§ **RECORD EXCERPTS**
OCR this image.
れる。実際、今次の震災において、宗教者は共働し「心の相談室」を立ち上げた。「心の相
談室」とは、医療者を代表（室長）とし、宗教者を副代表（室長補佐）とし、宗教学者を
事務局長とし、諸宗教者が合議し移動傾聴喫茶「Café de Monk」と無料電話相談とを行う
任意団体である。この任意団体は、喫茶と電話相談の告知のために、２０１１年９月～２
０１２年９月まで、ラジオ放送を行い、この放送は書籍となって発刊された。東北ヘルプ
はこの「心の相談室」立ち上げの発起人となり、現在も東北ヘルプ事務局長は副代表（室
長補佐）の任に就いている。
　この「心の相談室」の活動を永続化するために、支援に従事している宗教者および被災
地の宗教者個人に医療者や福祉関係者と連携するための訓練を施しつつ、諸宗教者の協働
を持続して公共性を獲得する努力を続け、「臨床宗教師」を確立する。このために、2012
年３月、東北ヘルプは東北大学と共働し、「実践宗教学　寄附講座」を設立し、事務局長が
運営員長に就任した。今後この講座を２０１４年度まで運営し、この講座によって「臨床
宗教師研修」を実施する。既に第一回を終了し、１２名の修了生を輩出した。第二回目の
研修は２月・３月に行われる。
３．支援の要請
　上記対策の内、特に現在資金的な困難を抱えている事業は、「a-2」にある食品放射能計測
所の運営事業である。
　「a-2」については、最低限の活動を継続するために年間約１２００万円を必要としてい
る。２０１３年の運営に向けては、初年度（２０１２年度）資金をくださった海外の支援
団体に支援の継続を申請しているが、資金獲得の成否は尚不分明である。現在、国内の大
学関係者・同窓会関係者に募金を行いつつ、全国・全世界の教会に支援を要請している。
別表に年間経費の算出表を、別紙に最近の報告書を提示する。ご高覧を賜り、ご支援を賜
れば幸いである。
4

§ **TO DO**
Every entry needs to be retyped exactly.

§ **FINAL RESULT**
OCR this image.
れる。実際、今次の震災において、宗教者は共働し「心の相談室」を立ち上げた。「心の相
談室」とは、医療者を代表（室長）とし、宗教者を副代表（室長補佐）とし、宗教学者を
事務局長とし、諸宗教者が合議し移動傾聴喫茶「Café de Monk」と無料電話相談とを行う
任意団体である。この任意団体は、喫茶と電話相談の告知のために、２０１１年９月～２
０１２年９月まで、ラジオ放送を行い、この放送は書籍となって発刊された。東北ヘルプ
はこの「心の相談室」立ち上げの発起人となり、現在も東北ヘルプ事務局長は副代表（室
長補佐）の任に就いている。
　この「心の相談室」の活動を永続化するために、支援に従事している宗教者および被災
地の宗教者個人に医療者や福祉関係者と連携するための訓練を施しつつ、諸宗教者の協働
を持続して公共性を獲得する努力を続け、「臨床宗教師」を確立する。このために、2012
年３月、東北ヘルプは東北大学と共働し、「実践宗教学　寄附講座」を設立し、事務局長が
運営員長に就任した。今後この講座を２０１４年度まで運営し、この講座によって「臨床
宗教師研修」を実施する。既に第一回を終了し、１２名の修了生を輩出した。第二回目の
研修は２月・３月に行われる。
３．支援の要請
　上記対策の内、特に現在資金的な困難を抱えている事業は、「a-2」にある食品放射能計測
所の運営事業である。
　「a-2」については、最低限の活動を継続するために年間約１２００万円を必要としてい
る。２０１３年の運営に向けては、初年度（２０１２年度）資金をくださった海外の支援
団体に支援の継続を申請しているが、資金獲得の成否は尚不分明である。現在、国内の大
学関係者・同窓会関係者に募金を行いつつ、全国・全世界の教会に支援を要請している。
別表に年間経費の算出表を、別紙に最近の報告書を提示する。ご高覧を賜り、ご支援を賜
れば幸いである。
4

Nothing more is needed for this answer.